TASK OBJECTIVE:
Transcribe the lines below verbatim, skipping the images.
——————————
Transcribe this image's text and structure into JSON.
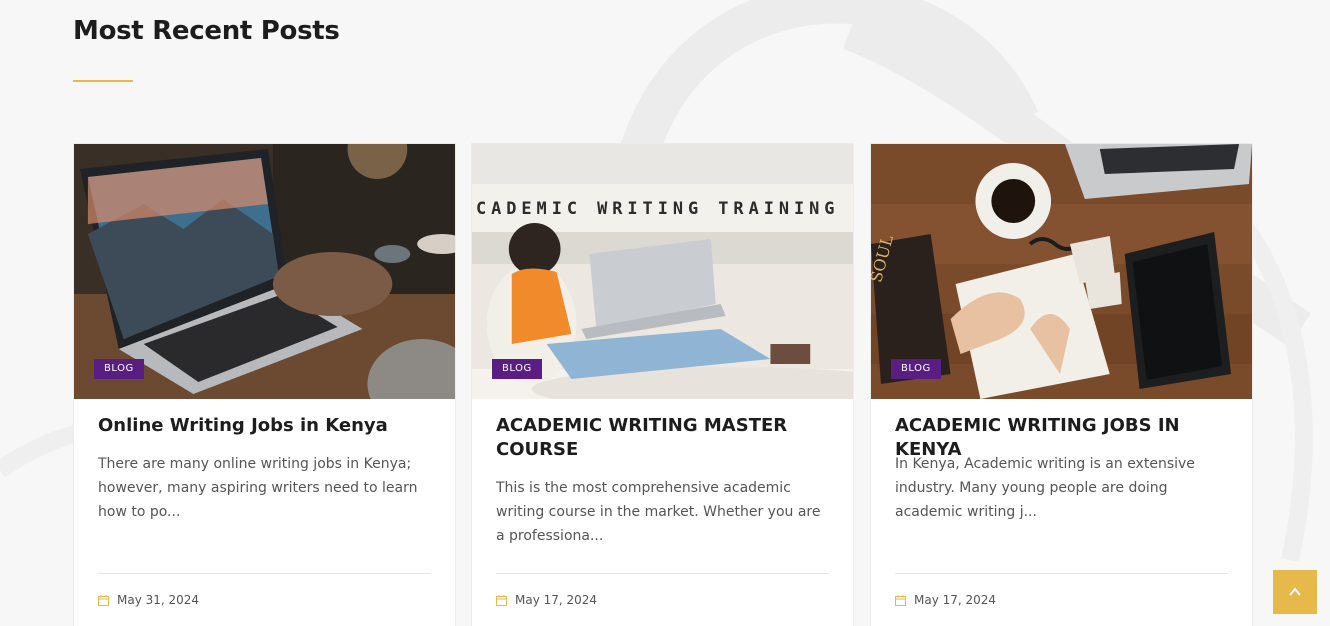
{
  "section": {
    "title": "Most Recent Posts"
  },
  "colors": {
    "accent": "#e7b94b",
    "badge": "#5a1e82"
  },
  "posts": [
    {
      "image_icon": "laptop-photo",
      "category": "BLOG",
      "title": "Online Writing Jobs in Kenya",
      "excerpt": "There are many online writing jobs in Kenya; however, many aspiring writers need to learn how to po...",
      "date": "May 31, 2024"
    },
    {
      "image_icon": "woman-on-couch-photo",
      "image_text": "CADEMIC WRITING TRAINING",
      "category": "BLOG",
      "title": "ACADEMIC WRITING MASTER COURSE",
      "excerpt": "This is the most comprehensive academic writing course in the market. Whether you are a professiona...",
      "date": "May 17, 2024"
    },
    {
      "image_icon": "desk-flatlay-photo",
      "image_text": "SOUL",
      "category": "BLOG",
      "title": "ACADEMIC WRITING JOBS IN KENYA",
      "excerpt": "In Kenya, Academic writing is an extensive industry. Many young people are doing academic writing j...",
      "date": "May 17, 2024"
    }
  ],
  "scroll_top_icon": "chevron-up-icon"
}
——————————
COMPLETE RESPONSE:
Transcribe this image's text and structure into JSON.
{
  "section": {
    "title": "Most Recent Posts"
  },
  "colors": {
    "accent": "#e7b94b",
    "badge": "#5a1e82"
  },
  "posts": [
    {
      "image_icon": "laptop-photo",
      "category": "BLOG",
      "title": "Online Writing Jobs in Kenya",
      "excerpt": "There are many online writing jobs in Kenya; however, many aspiring writers need to learn how to po...",
      "date": "May 31, 2024"
    },
    {
      "image_icon": "woman-on-couch-photo",
      "image_text": "CADEMIC WRITING TRAINING",
      "category": "BLOG",
      "title": "ACADEMIC WRITING MASTER COURSE",
      "excerpt": "This is the most comprehensive academic writing course in the market. Whether you are a professiona...",
      "date": "May 17, 2024"
    },
    {
      "image_icon": "desk-flatlay-photo",
      "image_text": "SOUL",
      "category": "BLOG",
      "title": "ACADEMIC WRITING JOBS IN KENYA",
      "excerpt": "In Kenya, Academic writing is an extensive industry. Many young people are doing academic writing j...",
      "date": "May 17, 2024"
    }
  ],
  "scroll_top_icon": "chevron-up-icon"
}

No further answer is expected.